● INFORMATION PROVIDED
::::::::::

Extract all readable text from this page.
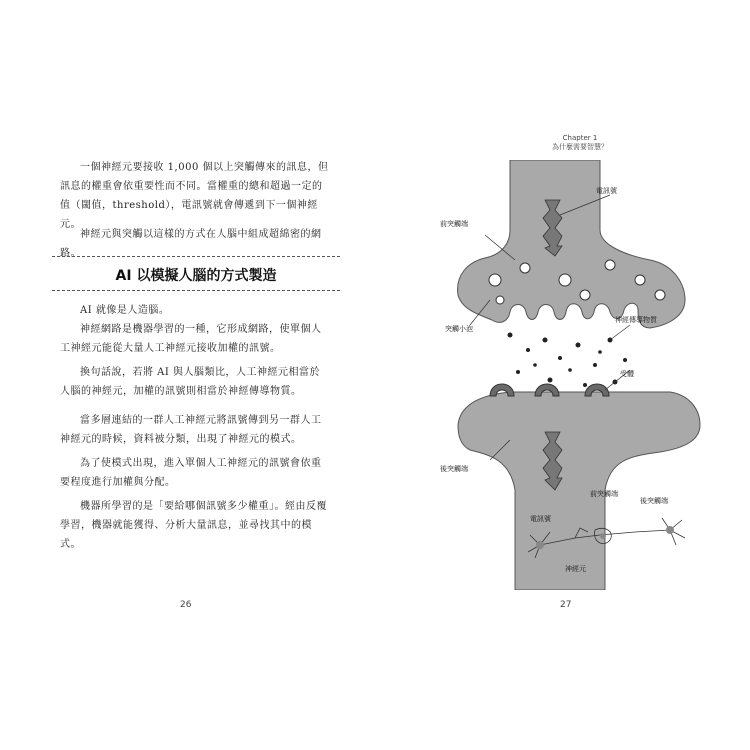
一個神經元要接收 1,000 個以上突觸傳來的訊息，但訊息的權重會依重要性而不同。當權重的總和超過一定的值（閾值，threshold），電訊號就會傳遞到下一個神經元。

神經元與突觸以這樣的方式在人腦中組成超綿密的網路。

AI 以模擬人腦的方式製造

AI 就像是人造腦。

神經網路是機器學習的一種，它形成網路，使單個人工神經元能從大量人工神經元接收加權的訊號。

換句話說，若將 AI 與人腦類比，人工神經元相當於人腦的神經元，加權的訊號則相當於神經傳導物質。

當多層連結的一群人工神經元將訊號傳到另一群人工神經元的時候，資料被分類，出現了神經元的模式。

為了使模式出現，進入單個人工神經元的訊號會依重要程度進行加權與分配。

機器所學習的是「要給哪個訊號多少權重」。經由反覆學習，機器就能獲得、分析大量訊息，並尋找其中的模式。

26
Chapter 1
為什麼需要智慧？
電訊號
前突觸端
突觸小泡
神經傳導物質
受體
後突觸端
前突觸端
後突觸端
電訊號
神經元
27
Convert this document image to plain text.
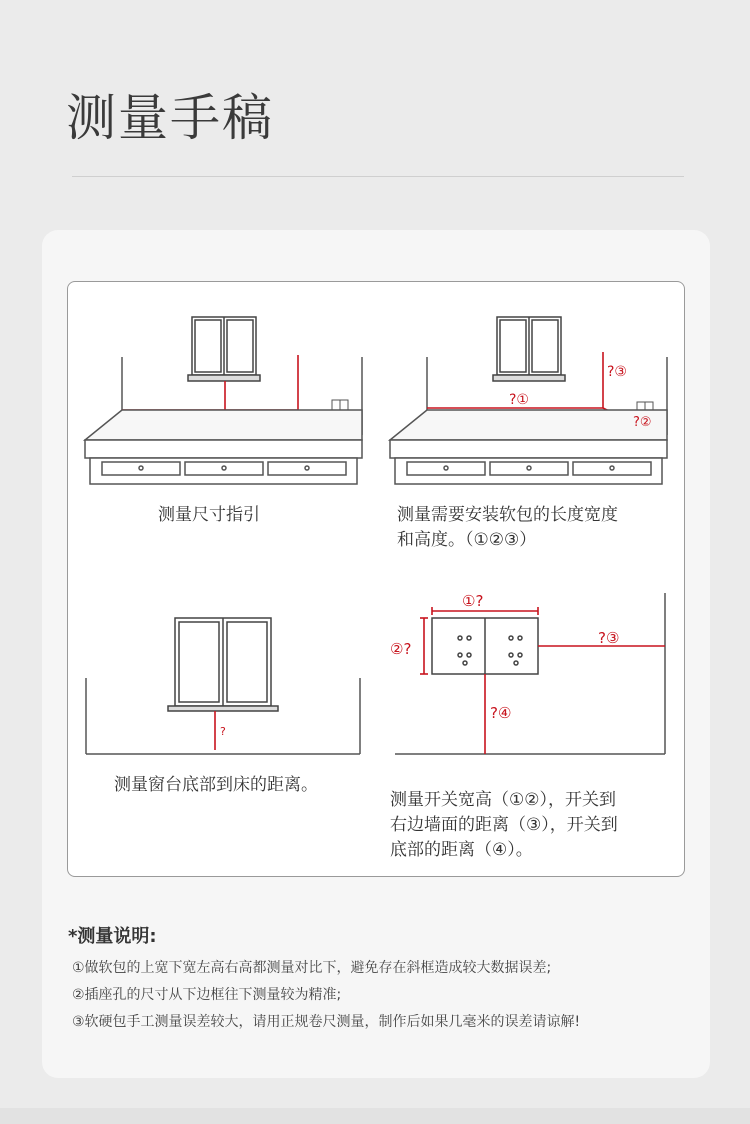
测量手稿
测量尺寸指引
?①
?③
?②
测量需要安装软包的长度宽度
和高度。（①②③）
?
测量窗台底部到床的距离。
①?
②?
?③
?④
测量开关宽高（①②），开关到
右边墙面的距离（③），开关到
底部的距离（④）。
*测量说明:
①做软包的上宽下宽左高右高都测量对比下，避免存在斜框造成较大数据误差;
②插座孔的尺寸从下边框往下测量较为精准;
③软硬包手工测量误差较大，请用正规卷尺测量，制作后如果几毫米的误差请谅解!
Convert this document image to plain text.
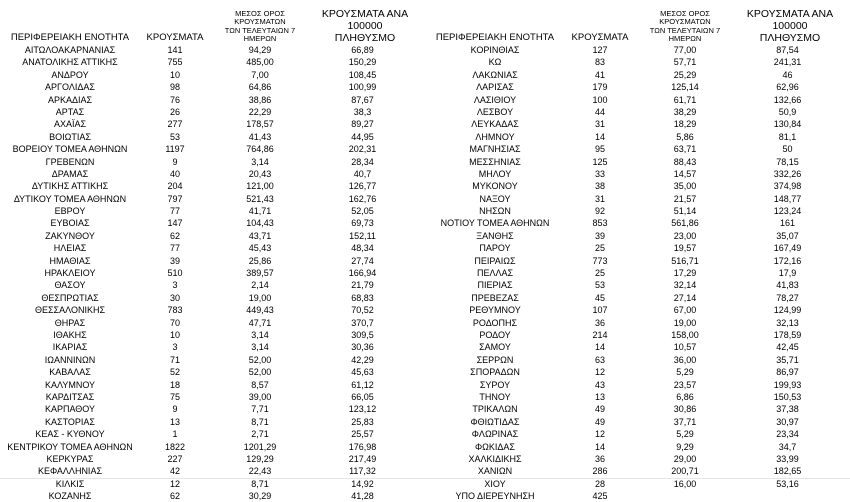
ΠΕΡΙΦΕΡΕΙΑΚΗ ΕΝΟΤΗΤΑ ΚΡΟΥΣΜΑΤΑ
ΜΕΣΟΣ ΟΡΟΣ ΚΡΟΥΣΜΑΤΩΝ
ΤΩΝ ΤΕΛΕΥΤΑΙΩΝ 7 ΗΜΕΡΩΝ
ΚΡΟΥΣΜΑΤΑ ΑΝΑ 100000
ΠΛΗΘΥΣΜΟ	ΠΕΡΙΦΕΡΕΙΑΚΗ ΕΝΟΤΗΤΑ ΚΡΟΥΣΜΑΤΑ
ΜΕΣΟΣ ΟΡΟΣ ΚΡΟΥΣΜΑΤΩΝ
ΤΩΝ ΤΕΛΕΥΤΑΙΩΝ 7 ΗΜΕΡΩΝ
ΚΡΟΥΣΜΑΤΑ ΑΝΑ 100000
ΠΛΗΘΥΣΜΟ
ΑΙΤΩΛΟΑΚΑΡΝΑΝΙΑΣ	141	94,29	66,89
ΑΝΑΤΟΛΙΚΗΣ ΑΤΤΙΚΗΣ	755	485,00	150,29
ΑΝΔΡΟΥ	10	7,00	108,45
ΑΡΓΟΛΙΔΑΣ	98	64,86	100,99
ΑΡΚΑΔΙΑΣ	76	38,86	87,67
ΑΡΤΑΣ	26	22,29	38,3
ΑΧΑΪΑΣ	277	178,57	89,27
ΒΟΙΩΤΙΑΣ	53	41,43	44,95
ΒΟΡΕΙΟΥ ΤΟΜΕΑ ΑΘΗΝΩΝ	1197	764,86	202,31
ΓΡΕΒΕΝΩΝ	9	3,14	28,34
ΔΡΑΜΑΣ	40	20,43	40,7
ΔΥΤΙΚΗΣ ΑΤΤΙΚΗΣ	204	121,00	126,77
ΔΥΤΙΚΟΥ ΤΟΜΕΑ ΑΘΗΝΩΝ	797	521,43	162,76
ΕΒΡΟΥ	77	41,71	52,05
ΕΥΒΟΙΑΣ	147	104,43	69,73
ΖΑΚΥΝΘΟΥ	62	43,71	152,11
ΗΛΕΙΑΣ	77	45,43	48,34
ΗΜΑΘΙΑΣ	39	25,86	27,74
ΗΡΑΚΛΕΙΟΥ	510	389,57	166,94
ΘΑΣΟΥ	3	2,14	21,79
ΘΕΣΠΡΩΤΙΑΣ	30	19,00	68,83
ΘΕΣΣΑΛΟΝΙΚΗΣ	783	449,43	70,52
ΘΗΡΑΣ	70	47,71	370,7
ΙΘΑΚΗΣ	10	3,14	309,5
ΙΚΑΡΙΑΣ	3	3,14	30,36
ΙΩΑΝΝΙΝΩΝ	71	52,00	42,29
ΚΑΒΑΛΑΣ	52	52,00	45,63
ΚΑΛΥΜΝΟΥ	18	8,57	61,12
ΚΑΡΔΙΤΣΑΣ	75	39,00	66,05
ΚΑΡΠΑΘΟΥ	9	7,71	123,12
ΚΑΣΤΟΡΙΑΣ	13	8,71	25,83
ΚΕΑΣ - ΚΥΘΝΟΥ	1	2,71	25,57
ΚΕΝΤΡΙΚΟΥ ΤΟΜΕΑ ΑΘΗΝΩΝ	1822	1201,29	176,98
ΚΕΡΚΥΡΑΣ	227	129,29	217,49
ΚΕΦΑΛΛΗΝΙΑΣ	42	22,43	117,32
ΚΙΛΚΙΣ	12	8,71	14,92
ΚΟΖΑΝΗΣ	62	30,29	41,28
ΚΟΡΙΝΘΙΑΣ	127	77,00	87,54
ΚΩ	83	57,71	241,31
ΛΑΚΩΝΙΑΣ	41	25,29	46
ΛΑΡΙΣΑΣ	179	125,14	62,96
ΛΑΣΙΘΙΟΥ	100	61,71	132,66
ΛΕΣΒΟΥ	44	38,29	50,9
ΛΕΥΚΑΔΑΣ	31	18,29	130,84
ΛΗΜΝΟΥ	14	5,86	81,1
ΜΑΓΝΗΣΙΑΣ	95	63,71	50
ΜΕΣΣΗΝΙΑΣ	125	88,43	78,15
ΜΗΛΟΥ	33	14,57	332,26
ΜΥΚΟΝΟΥ	38	35,00	374,98
ΝΑΞΟΥ	31	21,57	148,77
ΝΗΣΩΝ	92	51,14	123,24
ΝΟΤΙΟΥ ΤΟΜΕΑ ΑΘΗΝΩΝ	853	561,86	161
ΞΑΝΘΗΣ	39	23,00	35,07
ΠΑΡΟΥ	25	19,57	167,49
ΠΕΙΡΑΙΩΣ	773	516,71	172,16
ΠΕΛΛΑΣ	25	17,29	17,9
ΠΙΕΡΙΑΣ	53	32,14	41,83
ΠΡΕΒΕΖΑΣ	45	27,14	78,27
ΡΕΘΥΜΝΟΥ	107	67,00	124,99
ΡΟΔΟΠΗΣ	36	19,00	32,13
ΡΟΔΟΥ	214	158,00	178,59
ΣΑΜΟΥ	14	10,57	42,45
ΣΕΡΡΩΝ	63	36,00	35,71
ΣΠΟΡΑΔΩΝ	12	5,29	86,97
ΣΥΡΟΥ	43	23,57	199,93
ΤΗΝΟΥ	13	6,86	150,53
ΤΡΙΚΑΛΩΝ	49	30,86	37,38
ΦΘΙΩΤΙΔΑΣ	49	37,71	30,97
ΦΛΩΡΙΝΑΣ	12	5,29	23,34
ΦΩΚΙΔΑΣ	14	9,29	34,7
ΧΑΛΚΙΔΙΚΗΣ	36	29,00	33,99
ΧΑΝΙΩΝ	286	200,71	182,65
ΧΙΟΥ	28	16,00	53,16
ΥΠΟ ΔΙΕΡΕΥΝΗΣΗ	425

::::::::::

● AIM
Print all entries exactly. The images do not belong in the copy.

● WRITTEN REPLY
Extract all readable text from this page.
一個神經元要接收 1,000 個以上突觸傳來的訊息，但訊息的權重會依重要性而不同。當權重的總和超過一定的值（閾值，threshold），電訊號就會傳遞到下一個神經元。

神經元與突觸以這樣的方式在人腦中組成超綿密的網路。

AI 以模擬人腦的方式製造

AI 就像是人造腦。

神經網路是機器學習的一種，它形成網路，使單個人工神經元能從大量人工神經元接收加權的訊號。

換句話說，若將 AI 與人腦類比，人工神經元相當於人腦的神經元，加權的訊號則相當於神經傳導物質。

當多層連結的一群人工神經元將訊號傳到另一群人工神經元的時候，資料被分類，出現了神經元的模式。

為了使模式出現，進入單個人工神經元的訊號會依重要程度進行加權與分配。

機器所學習的是「要給哪個訊號多少權重」。經由反覆學習，機器就能獲得、分析大量訊息，並尋找其中的模式。

26
Chapter 1
為什麼需要智慧？
電訊號
前突觸端
突觸小泡
神經傳導物質
受體
後突觸端
前突觸端
後突觸端
電訊號
神經元
27
Convert this document image to plain text.
测量手稿
测量尺寸指引
?①
?③
?②
测量需要安装软包的长度宽度
和高度。（①②③）
?
测量窗台底部到床的距离。
①?
②?
?③
?④
测量开关宽高（①②），开关到
右边墙面的距离（③），开关到
底部的距离（④）。
*测量说明:
①做软包的上宽下宽左高右高都测量对比下，避免存在斜框造成较大数据误差;
②插座孔的尺寸从下边框往下测量较为精准;
③软硬包手工测量误差较大，请用正规卷尺测量，制作后如果几毫米的误差请谅解!
Convert this document image to plain text.
ΠΕΡΙΦΕΡΕΙΑΚΗ ΕΝΟΤΗΤΑ ΚΡΟΥΣΜΑΤΑ
ΜΕΣΟΣ ΟΡΟΣ ΚΡΟΥΣΜΑΤΩΝ
ΤΩΝ ΤΕΛΕΥΤΑΙΩΝ 7 ΗΜΕΡΩΝ
ΚΡΟΥΣΜΑΤΑ ΑΝΑ 100000
ΠΛΗΘΥΣΜΟ	ΠΕΡΙΦΕΡΕΙΑΚΗ ΕΝΟΤΗΤΑ ΚΡΟΥΣΜΑΤΑ
ΜΕΣΟΣ ΟΡΟΣ ΚΡΟΥΣΜΑΤΩΝ
ΤΩΝ ΤΕΛΕΥΤΑΙΩΝ 7 ΗΜΕΡΩΝ
ΚΡΟΥΣΜΑΤΑ ΑΝΑ 100000
ΠΛΗΘΥΣΜΟ
ΑΙΤΩΛΟΑΚΑΡΝΑΝΙΑΣ	141	94,29	66,89
ΑΝΑΤΟΛΙΚΗΣ ΑΤΤΙΚΗΣ	755	485,00	150,29
ΑΝΔΡΟΥ	10	7,00	108,45
ΑΡΓΟΛΙΔΑΣ	98	64,86	100,99
ΑΡΚΑΔΙΑΣ	76	38,86	87,67
ΑΡΤΑΣ	26	22,29	38,3
ΑΧΑΪΑΣ	277	178,57	89,27
ΒΟΙΩΤΙΑΣ	53	41,43	44,95
ΒΟΡΕΙΟΥ ΤΟΜΕΑ ΑΘΗΝΩΝ	1197	764,86	202,31
ΓΡΕΒΕΝΩΝ	9	3,14	28,34
ΔΡΑΜΑΣ	40	20,43	40,7
ΔΥΤΙΚΗΣ ΑΤΤΙΚΗΣ	204	121,00	126,77
ΔΥΤΙΚΟΥ ΤΟΜΕΑ ΑΘΗΝΩΝ	797	521,43	162,76
ΕΒΡΟΥ	77	41,71	52,05
ΕΥΒΟΙΑΣ	147	104,43	69,73
ΖΑΚΥΝΘΟΥ	62	43,71	152,11
ΗΛΕΙΑΣ	77	45,43	48,34
ΗΜΑΘΙΑΣ	39	25,86	27,74
ΗΡΑΚΛΕΙΟΥ	510	389,57	166,94
ΘΑΣΟΥ	3	2,14	21,79
ΘΕΣΠΡΩΤΙΑΣ	30	19,00	68,83
ΘΕΣΣΑΛΟΝΙΚΗΣ	783	449,43	70,52
ΘΗΡΑΣ	70	47,71	370,7
ΙΘΑΚΗΣ	10	3,14	309,5
ΙΚΑΡΙΑΣ	3	3,14	30,36
ΙΩΑΝΝΙΝΩΝ	71	52,00	42,29
ΚΑΒΑΛΑΣ	52	52,00	45,63
ΚΑΛΥΜΝΟΥ	18	8,57	61,12
ΚΑΡΔΙΤΣΑΣ	75	39,00	66,05
ΚΑΡΠΑΘΟΥ	9	7,71	123,12
ΚΑΣΤΟΡΙΑΣ	13	8,71	25,83
ΚΕΑΣ - ΚΥΘΝΟΥ	1	2,71	25,57
ΚΕΝΤΡΙΚΟΥ ΤΟΜΕΑ ΑΘΗΝΩΝ	1822	1201,29	176,98
ΚΕΡΚΥΡΑΣ	227	129,29	217,49
ΚΕΦΑΛΛΗΝΙΑΣ	42	22,43	117,32
ΚΙΛΚΙΣ	12	8,71	14,92
ΚΟΖΑΝΗΣ	62	30,29	41,28
ΚΟΡΙΝΘΙΑΣ	127	77,00	87,54
ΚΩ	83	57,71	241,31
ΛΑΚΩΝΙΑΣ	41	25,29	46
ΛΑΡΙΣΑΣ	179	125,14	62,96
ΛΑΣΙΘΙΟΥ	100	61,71	132,66
ΛΕΣΒΟΥ	44	38,29	50,9
ΛΕΥΚΑΔΑΣ	31	18,29	130,84
ΛΗΜΝΟΥ	14	5,86	81,1
ΜΑΓΝΗΣΙΑΣ	95	63,71	50
ΜΕΣΣΗΝΙΑΣ	125	88,43	78,15
ΜΗΛΟΥ	33	14,57	332,26
ΜΥΚΟΝΟΥ	38	35,00	374,98
ΝΑΞΟΥ	31	21,57	148,77
ΝΗΣΩΝ	92	51,14	123,24
ΝΟΤΙΟΥ ΤΟΜΕΑ ΑΘΗΝΩΝ	853	561,86	161
ΞΑΝΘΗΣ	39	23,00	35,07
ΠΑΡΟΥ	25	19,57	167,49
ΠΕΙΡΑΙΩΣ	773	516,71	172,16
ΠΕΛΛΑΣ	25	17,29	17,9
ΠΙΕΡΙΑΣ	53	32,14	41,83
ΠΡΕΒΕΖΑΣ	45	27,14	78,27
ΡΕΘΥΜΝΟΥ	107	67,00	124,99
ΡΟΔΟΠΗΣ	36	19,00	32,13
ΡΟΔΟΥ	214	158,00	178,59
ΣΑΜΟΥ	14	10,57	42,45
ΣΕΡΡΩΝ	63	36,00	35,71
ΣΠΟΡΑΔΩΝ	12	5,29	86,97
ΣΥΡΟΥ	43	23,57	199,93
ΤΗΝΟΥ	13	6,86	150,53
ΤΡΙΚΑΛΩΝ	49	30,86	37,38
ΦΘΙΩΤΙΔΑΣ	49	37,71	30,97
ΦΛΩΡΙΝΑΣ	12	5,29	23,34
ΦΩΚΙΔΑΣ	14	9,29	34,7
ΧΑΛΚΙΔΙΚΗΣ	36	29,00	33,99
ΧΑΝΙΩΝ	286	200,71	182,65
ΧΙΟΥ	28	16,00	53,16
ΥΠΟ ΔΙΕΡΕΥΝΗΣΗ	425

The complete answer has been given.